[Start of Reading passage]

You might want to guard this call on mCCJSRuntime. IIRC in some weird test harness we can run the CC without the JS engine running. At least, that used to be the case. (If a full try run on a platform comes back green, then it should be okay.)
Attachment #8896504 - Flags: review?(continuation) → review+
Attached patch renameSplinter Review
Patch does renamings and tweaks as discussed on IRC.  Briefly:
 - JS::AsyncTask -> JS::Dispatchable (since Runnable is taken :)
 - AsyncTaskRunnable -> JSDispatchableRunnable
 - finish+finishDuringShutdown -> run(cx, MaybeShuttingDown)
 - AsyncPromiseTask -> OffThreadPromiseTask
 - AsyncPromiseRuntimeState -> OffThreadPromiseRuntimeState
 - AsyncPromisTask::dispatchToEventLoop -> OffThreadPromiseTask::dispatchResolve
 - internal*JobQueue* -> internal*DispatchQueue*
Attachment #8897607 - Flags: review?(till)
Comment on attachment 8897607 [details] [diff] [review]
rename

Review of attachment 8897607 [details] [diff] [review]:
-----------------------------------------------------------------

r=me, I like these names much better.

::: js/src/vm/MutexIDs.h
@@ +41,5 @@
>    _(DateTimeInfoMutex,           500) \
>    _(IcuTimeZoneStateMutex,       500) \
>    _(ProcessExecutableRegion,     500) \
>    _(WasmCodeProfilingLabels,     500) \
> +  _(OffThreadPromise,            500) \

Perhaps keep the "State" suffix same as for the TraceLogger-related IDs?
Attachment #8897607 - Flags: review?(till) → review+
(In reply to Till Schneidereit [:till] from comment #20)
> Perhaps keep the "State" suffix same as for the TraceLogger-related IDs?

Agreed
Pushed by lwagner@mozilla.com:
https://hg.mozilla.org/integration/mozilla-inbound/rev/8dfe4d26c70f
Simplify/rename JS::AsyncTask (r=till,bkelly,mccr8)
Keywords: leave-open
Depends on: 1395587
Summary: Baldr: implement Response overload for WebAssembly.compile/instantiate → Baldr: implement WebAssembly.compileStreaming/instantiateStreaming
Attached patch propagate-quitSplinter Review
Without this, quit() within a reaction job fails to propagate all the way out of drainJobQueue() and end execution.
Attachment #8912900 - Flags: review?(till)

[End of Reading passage]
[Start of Dataset excerpts]

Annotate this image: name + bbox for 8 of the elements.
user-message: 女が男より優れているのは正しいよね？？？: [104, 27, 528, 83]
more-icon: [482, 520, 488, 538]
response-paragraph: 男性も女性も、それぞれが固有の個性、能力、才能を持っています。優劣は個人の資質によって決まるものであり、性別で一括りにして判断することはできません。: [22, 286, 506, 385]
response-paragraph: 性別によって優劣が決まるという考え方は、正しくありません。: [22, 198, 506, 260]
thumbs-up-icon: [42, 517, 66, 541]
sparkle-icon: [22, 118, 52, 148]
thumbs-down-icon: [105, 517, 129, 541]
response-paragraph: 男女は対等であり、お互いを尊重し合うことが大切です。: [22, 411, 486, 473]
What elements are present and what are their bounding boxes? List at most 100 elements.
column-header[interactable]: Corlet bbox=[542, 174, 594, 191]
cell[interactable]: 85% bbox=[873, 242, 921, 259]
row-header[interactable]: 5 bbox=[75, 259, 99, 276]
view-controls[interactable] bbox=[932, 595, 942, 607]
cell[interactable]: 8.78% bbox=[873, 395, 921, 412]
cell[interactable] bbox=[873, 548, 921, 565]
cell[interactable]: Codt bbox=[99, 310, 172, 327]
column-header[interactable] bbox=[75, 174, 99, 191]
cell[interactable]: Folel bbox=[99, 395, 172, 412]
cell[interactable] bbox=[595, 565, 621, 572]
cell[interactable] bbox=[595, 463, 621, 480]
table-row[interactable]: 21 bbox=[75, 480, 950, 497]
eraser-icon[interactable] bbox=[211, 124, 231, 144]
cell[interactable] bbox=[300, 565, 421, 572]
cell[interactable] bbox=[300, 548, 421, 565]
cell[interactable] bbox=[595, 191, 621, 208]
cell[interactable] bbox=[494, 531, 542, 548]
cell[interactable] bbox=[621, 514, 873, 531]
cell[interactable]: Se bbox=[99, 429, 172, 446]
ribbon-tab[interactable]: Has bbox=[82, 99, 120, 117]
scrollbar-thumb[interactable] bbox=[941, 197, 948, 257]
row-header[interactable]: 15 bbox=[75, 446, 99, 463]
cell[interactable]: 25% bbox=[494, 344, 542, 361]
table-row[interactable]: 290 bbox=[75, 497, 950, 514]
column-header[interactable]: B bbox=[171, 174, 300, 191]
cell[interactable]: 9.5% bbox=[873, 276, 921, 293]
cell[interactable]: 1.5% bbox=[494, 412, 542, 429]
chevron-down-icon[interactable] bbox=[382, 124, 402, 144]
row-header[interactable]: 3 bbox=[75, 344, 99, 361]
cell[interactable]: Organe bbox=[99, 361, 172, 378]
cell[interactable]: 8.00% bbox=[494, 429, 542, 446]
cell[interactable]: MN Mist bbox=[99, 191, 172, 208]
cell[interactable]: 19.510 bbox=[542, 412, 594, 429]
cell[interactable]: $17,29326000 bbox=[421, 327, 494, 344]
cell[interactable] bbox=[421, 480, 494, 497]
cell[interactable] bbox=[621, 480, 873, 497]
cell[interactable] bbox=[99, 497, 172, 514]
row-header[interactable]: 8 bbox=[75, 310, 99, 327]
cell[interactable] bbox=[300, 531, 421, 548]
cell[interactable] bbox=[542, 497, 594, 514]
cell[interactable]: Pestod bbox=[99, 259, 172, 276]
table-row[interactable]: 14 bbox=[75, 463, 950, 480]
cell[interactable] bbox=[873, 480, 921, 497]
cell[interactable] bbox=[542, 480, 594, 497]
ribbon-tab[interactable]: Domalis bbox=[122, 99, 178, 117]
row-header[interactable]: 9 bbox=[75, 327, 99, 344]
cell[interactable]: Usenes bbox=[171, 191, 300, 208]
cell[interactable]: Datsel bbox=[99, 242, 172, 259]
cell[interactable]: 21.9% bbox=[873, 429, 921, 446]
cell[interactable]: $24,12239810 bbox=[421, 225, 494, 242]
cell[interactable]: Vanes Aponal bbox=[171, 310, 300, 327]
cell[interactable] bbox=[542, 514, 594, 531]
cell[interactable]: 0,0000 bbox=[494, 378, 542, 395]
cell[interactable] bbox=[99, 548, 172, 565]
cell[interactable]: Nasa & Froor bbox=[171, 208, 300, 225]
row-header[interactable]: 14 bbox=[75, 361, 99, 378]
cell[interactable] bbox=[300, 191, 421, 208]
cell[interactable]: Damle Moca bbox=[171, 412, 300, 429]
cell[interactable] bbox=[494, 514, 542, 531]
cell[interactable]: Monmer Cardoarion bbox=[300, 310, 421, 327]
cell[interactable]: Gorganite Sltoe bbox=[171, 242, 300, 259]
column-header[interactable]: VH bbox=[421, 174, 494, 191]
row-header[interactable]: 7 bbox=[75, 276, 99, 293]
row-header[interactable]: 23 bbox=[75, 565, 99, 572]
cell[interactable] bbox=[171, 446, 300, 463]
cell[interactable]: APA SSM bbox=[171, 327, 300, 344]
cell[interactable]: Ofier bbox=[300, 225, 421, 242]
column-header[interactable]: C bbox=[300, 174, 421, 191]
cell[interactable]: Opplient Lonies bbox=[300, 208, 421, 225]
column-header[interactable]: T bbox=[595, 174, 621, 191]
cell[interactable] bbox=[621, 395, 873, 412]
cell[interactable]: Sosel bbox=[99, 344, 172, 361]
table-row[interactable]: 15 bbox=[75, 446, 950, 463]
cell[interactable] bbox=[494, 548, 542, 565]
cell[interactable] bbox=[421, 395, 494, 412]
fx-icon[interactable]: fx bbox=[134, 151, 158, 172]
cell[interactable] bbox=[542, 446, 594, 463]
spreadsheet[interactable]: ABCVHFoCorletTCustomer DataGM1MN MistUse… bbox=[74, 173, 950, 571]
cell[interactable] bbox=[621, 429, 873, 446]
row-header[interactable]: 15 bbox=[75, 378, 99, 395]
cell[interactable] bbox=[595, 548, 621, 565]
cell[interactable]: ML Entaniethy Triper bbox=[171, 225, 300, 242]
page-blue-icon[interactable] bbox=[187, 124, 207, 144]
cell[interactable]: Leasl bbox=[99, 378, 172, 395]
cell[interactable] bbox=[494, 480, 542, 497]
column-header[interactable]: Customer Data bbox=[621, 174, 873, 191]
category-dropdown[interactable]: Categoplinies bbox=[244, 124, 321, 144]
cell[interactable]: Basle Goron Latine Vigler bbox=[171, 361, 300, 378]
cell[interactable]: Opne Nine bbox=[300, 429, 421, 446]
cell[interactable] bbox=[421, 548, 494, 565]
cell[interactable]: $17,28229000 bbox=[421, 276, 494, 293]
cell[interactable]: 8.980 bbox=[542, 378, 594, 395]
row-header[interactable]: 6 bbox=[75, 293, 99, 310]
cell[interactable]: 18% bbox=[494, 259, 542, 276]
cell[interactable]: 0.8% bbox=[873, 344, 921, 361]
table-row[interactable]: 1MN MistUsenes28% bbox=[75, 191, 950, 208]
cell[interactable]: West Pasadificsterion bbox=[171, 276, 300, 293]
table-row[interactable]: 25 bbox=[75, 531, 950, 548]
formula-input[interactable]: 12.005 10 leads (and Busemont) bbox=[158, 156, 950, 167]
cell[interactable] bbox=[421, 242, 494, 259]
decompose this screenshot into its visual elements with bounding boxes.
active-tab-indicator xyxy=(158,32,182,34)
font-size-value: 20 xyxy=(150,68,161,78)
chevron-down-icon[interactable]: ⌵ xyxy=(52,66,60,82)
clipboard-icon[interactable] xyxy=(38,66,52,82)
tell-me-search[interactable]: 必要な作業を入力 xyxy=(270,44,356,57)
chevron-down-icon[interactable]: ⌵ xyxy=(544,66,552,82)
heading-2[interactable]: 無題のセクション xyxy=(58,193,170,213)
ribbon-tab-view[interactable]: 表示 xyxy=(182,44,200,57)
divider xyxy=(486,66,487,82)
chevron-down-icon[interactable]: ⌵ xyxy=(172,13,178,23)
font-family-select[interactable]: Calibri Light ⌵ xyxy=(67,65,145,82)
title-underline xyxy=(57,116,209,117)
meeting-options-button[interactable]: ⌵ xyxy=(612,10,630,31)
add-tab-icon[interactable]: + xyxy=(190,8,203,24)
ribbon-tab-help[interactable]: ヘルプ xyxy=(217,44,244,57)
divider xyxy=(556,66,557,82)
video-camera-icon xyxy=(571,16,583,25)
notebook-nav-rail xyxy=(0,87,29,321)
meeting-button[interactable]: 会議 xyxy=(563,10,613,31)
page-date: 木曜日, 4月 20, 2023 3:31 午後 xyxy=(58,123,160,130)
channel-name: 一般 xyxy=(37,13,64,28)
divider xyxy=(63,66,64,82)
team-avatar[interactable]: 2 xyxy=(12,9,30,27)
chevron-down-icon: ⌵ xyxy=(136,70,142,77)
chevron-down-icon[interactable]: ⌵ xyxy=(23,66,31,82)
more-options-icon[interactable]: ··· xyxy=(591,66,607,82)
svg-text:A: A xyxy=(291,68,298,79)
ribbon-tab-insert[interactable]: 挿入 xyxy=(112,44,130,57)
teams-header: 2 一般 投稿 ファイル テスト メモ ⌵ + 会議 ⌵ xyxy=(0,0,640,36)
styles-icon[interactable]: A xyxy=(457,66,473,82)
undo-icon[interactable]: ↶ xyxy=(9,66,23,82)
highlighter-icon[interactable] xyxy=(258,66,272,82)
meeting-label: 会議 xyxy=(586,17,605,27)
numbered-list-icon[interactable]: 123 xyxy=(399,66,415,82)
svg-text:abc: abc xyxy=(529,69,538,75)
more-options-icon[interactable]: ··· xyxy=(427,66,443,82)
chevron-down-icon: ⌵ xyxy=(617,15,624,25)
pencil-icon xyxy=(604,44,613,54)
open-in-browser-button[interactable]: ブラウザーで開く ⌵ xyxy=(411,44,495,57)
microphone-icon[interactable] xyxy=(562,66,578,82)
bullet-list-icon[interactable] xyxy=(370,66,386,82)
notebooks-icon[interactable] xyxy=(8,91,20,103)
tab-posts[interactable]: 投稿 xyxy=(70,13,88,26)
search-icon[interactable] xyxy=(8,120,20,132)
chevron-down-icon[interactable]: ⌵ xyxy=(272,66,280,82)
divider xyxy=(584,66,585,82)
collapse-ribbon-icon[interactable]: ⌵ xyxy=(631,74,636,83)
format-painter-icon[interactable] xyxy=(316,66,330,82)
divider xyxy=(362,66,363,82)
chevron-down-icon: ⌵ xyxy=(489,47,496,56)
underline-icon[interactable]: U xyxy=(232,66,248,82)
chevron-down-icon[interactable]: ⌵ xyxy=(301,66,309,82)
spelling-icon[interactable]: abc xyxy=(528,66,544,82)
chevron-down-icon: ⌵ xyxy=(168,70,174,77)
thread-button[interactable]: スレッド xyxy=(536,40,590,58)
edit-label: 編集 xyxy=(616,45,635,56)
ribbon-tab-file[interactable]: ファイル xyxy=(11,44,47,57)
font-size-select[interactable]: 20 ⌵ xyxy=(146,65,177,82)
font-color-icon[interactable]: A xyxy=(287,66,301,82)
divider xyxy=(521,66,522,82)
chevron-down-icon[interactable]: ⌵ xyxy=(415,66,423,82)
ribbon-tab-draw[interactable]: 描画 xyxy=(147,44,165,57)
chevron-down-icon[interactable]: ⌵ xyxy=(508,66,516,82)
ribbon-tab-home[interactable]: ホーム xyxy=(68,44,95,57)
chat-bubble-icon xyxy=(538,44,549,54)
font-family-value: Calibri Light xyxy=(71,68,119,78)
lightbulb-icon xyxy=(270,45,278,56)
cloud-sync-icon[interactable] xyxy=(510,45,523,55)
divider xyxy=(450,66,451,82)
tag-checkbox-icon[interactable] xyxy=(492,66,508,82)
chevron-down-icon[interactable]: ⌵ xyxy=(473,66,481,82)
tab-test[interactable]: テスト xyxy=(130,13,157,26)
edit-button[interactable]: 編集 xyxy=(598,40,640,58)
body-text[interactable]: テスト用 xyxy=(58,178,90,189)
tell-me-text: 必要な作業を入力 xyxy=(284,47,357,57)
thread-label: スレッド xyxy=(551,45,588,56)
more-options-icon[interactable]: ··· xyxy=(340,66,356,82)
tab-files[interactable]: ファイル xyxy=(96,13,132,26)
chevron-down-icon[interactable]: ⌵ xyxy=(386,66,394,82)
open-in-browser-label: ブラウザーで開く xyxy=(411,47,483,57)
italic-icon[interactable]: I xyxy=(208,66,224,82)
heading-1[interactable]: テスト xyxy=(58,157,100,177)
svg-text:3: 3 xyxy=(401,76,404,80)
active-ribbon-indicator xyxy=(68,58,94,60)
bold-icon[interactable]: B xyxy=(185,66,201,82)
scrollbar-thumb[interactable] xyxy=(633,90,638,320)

[End of Dataset excerpts]

▶ [Directive A]
From the code-review thread, extract the stretch from "Review of attachment" through "names much better.".
▶ [Directive B]
Which mutex IDs appear in the MutexIDs.h diff quoted in the code-review thread? List every one.
▶ [Directive C]
Proceed with the code-review thread about renaming JS::AsyncTask, picking up right after its final line.
These records stand apart from the code-review thread and are separate material.

▶ [Written response A]
Review of attachment 8897607 [details] [diff] [review]:
-----------------------------------------------------------------

r=me, I like these names much better.

▶ [Written response B]
- DateTimeInfoMutex
- IcuTimeZoneStateMutex
- ProcessExecutableRegion
- WasmCodeProfilingLabels
- OffThreadPromise

▶ [Written response C]
This patch just contains superficial renamings and refactorings to prepare for the next patch:
 - instead of passing a promise explicitly to resolve(), a protected promise() getter is used since the next patch needs to get the promise in other non-result() contexts
 - instead of treating the registration of OffThreadPromiseTasks as initialization, it's now named blockShutdownUntilDispatch() so that it's more clear (1) what this means and when you want to do it, (2) it doesn't have to happen immediately (b/c it won't in the next patch).
 - WebAssembly.compile() and instantiate() now share a single task type.  This reduces duplication in a way that is more clear in the next patch.
Attachment #8912901 - Flags: review?(till)
This patch adds the public JSAPI interface for SM to consume a stream, a trivial implementation in the shell, and a trivial consumer in SM.  The patch doesn't add browser support or do actual compilation in parallel with streaming; those both are for later patches.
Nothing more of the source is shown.